- AIM: Transcribe all of the material exactly, except for its pictures.

- RECORDS TO PROCESS:
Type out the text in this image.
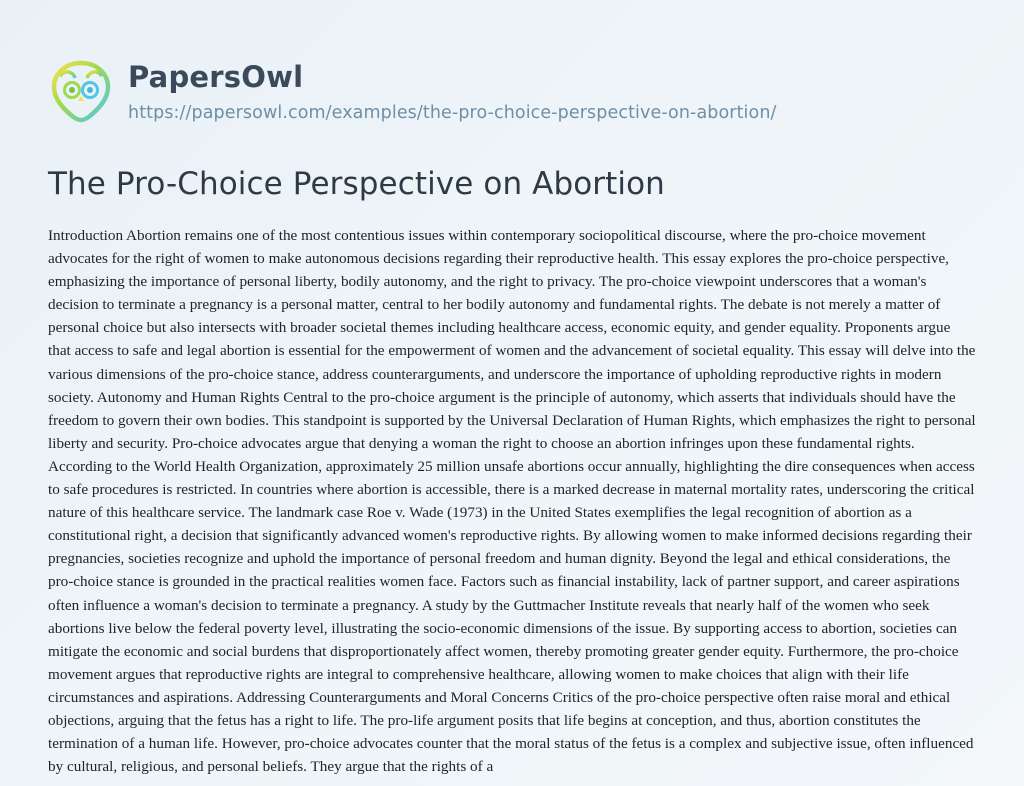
PapersOwl
https://papersowl.com/examples/the-pro-choice-perspective-on-abortion/
The Pro-Choice Perspective on Abortion

Introduction Abortion remains one of the most contentious issues within contemporary sociopolitical discourse, where the pro-choice movement advocates for the right of women to make autonomous decisions regarding their reproductive health. This essay explores the pro-choice perspective, emphasizing the importance of personal liberty, bodily autonomy, and the right to privacy. The pro-choice viewpoint underscores that a woman's decision to terminate a pregnancy is a personal matter, central to her bodily autonomy and fundamental rights. The debate is not merely a matter of personal choice but also intersects with broader societal themes including healthcare access, economic equity, and gender equality. Proponents argue that access to safe and legal abortion is essential for the empowerment of women and the advancement of societal equality. This essay will delve into the various dimensions of the pro-choice stance, address counterarguments, and underscore the importance of upholding reproductive rights in modern society. Autonomy and Human Rights Central to the pro-choice argument is the principle of autonomy, which asserts that individuals should have the freedom to govern their own bodies. This standpoint is supported by the Universal Declaration of Human Rights, which emphasizes the right to personal liberty and security. Pro-choice advocates argue that denying a woman the right to choose an abortion infringes upon these fundamental rights. According to the World Health Organization, approximately 25 million unsafe abortions occur annually, highlighting the dire consequences when access to safe procedures is restricted. In countries where abortion is accessible, there is a marked decrease in maternal mortality rates, underscoring the critical nature of this healthcare service. The landmark case Roe v. Wade (1973) in the United States exemplifies the legal recognition of abortion as a constitutional right, a decision that significantly advanced women's reproductive rights. By allowing women to make informed decisions regarding their pregnancies, societies recognize and uphold the importance of personal freedom and human dignity. Beyond the legal and ethical considerations, the pro-choice stance is grounded in the practical realities women face. Factors such as financial instability, lack of partner support, and career aspirations often influence a woman's decision to terminate a pregnancy. A study by the Guttmacher Institute reveals that nearly half of the women who seek abortions live below the federal poverty level, illustrating the socio-economic dimensions of the issue. By supporting access to abortion, societies can mitigate the economic and social burdens that disproportionately affect women, thereby promoting greater gender equity. Furthermore, the pro-choice movement argues that reproductive rights are integral to comprehensive healthcare, allowing women to make choices that align with their life circumstances and aspirations. Addressing Counterarguments and Moral Concerns Critics of the pro-choice perspective often raise moral and ethical objections, arguing that the fetus has a right to life. The pro-life argument posits that life begins at conception, and thus, abortion constitutes the termination of a human life. However, pro-choice advocates counter that the moral status of the fetus is a complex and subjective issue, often influenced by cultural, religious, and personal beliefs. They argue that the rights of a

- RESPONSE FOR THIS EXERCISE:
Type out the text in this image.
PapersOwl
https://papersowl.com/examples/the-pro-choice-perspective-on-abortion/
The Pro-Choice Perspective on Abortion

Introduction Abortion remains one of the most contentious issues within contemporary sociopolitical discourse, where the pro-choice movement advocates for the right of women to make autonomous decisions regarding their reproductive health. This essay explores the pro-choice perspective, emphasizing the importance of personal liberty, bodily autonomy, and the right to privacy. The pro-choice viewpoint underscores that a woman's decision to terminate a pregnancy is a personal matter, central to her bodily autonomy and fundamental rights. The debate is not merely a matter of personal choice but also intersects with broader societal themes including healthcare access, economic equity, and gender equality. Proponents argue that access to safe and legal abortion is essential for the empowerment of women and the advancement of societal equality. This essay will delve into the various dimensions of the pro-choice stance, address counterarguments, and underscore the importance of upholding reproductive rights in modern society. Autonomy and Human Rights Central to the pro-choice argument is the principle of autonomy, which asserts that individuals should have the freedom to govern their own bodies. This standpoint is supported by the Universal Declaration of Human Rights, which emphasizes the right to personal liberty and security. Pro-choice advocates argue that denying a woman the right to choose an abortion infringes upon these fundamental rights. According to the World Health Organization, approximately 25 million unsafe abortions occur annually, highlighting the dire consequences when access to safe procedures is restricted. In countries where abortion is accessible, there is a marked decrease in maternal mortality rates, underscoring the critical nature of this healthcare service. The landmark case Roe v. Wade (1973) in the United States exemplifies the legal recognition of abortion as a constitutional right, a decision that significantly advanced women's reproductive rights. By allowing women to make informed decisions regarding their pregnancies, societies recognize and uphold the importance of personal freedom and human dignity. Beyond the legal and ethical considerations, the pro-choice stance is grounded in the practical realities women face. Factors such as financial instability, lack of partner support, and career aspirations often influence a woman's decision to terminate a pregnancy. A study by the Guttmacher Institute reveals that nearly half of the women who seek abortions live below the federal poverty level, illustrating the socio-economic dimensions of the issue. By supporting access to abortion, societies can mitigate the economic and social burdens that disproportionately affect women, thereby promoting greater gender equity. Furthermore, the pro-choice movement argues that reproductive rights are integral to comprehensive healthcare, allowing women to make choices that align with their life circumstances and aspirations. Addressing Counterarguments and Moral Concerns Critics of the pro-choice perspective often raise moral and ethical objections, arguing that the fetus has a right to life. The pro-life argument posits that life begins at conception, and thus, abortion constitutes the termination of a human life. However, pro-choice advocates counter that the moral status of the fetus is a complex and subjective issue, often influenced by cultural, religious, and personal beliefs. They argue that the rights of a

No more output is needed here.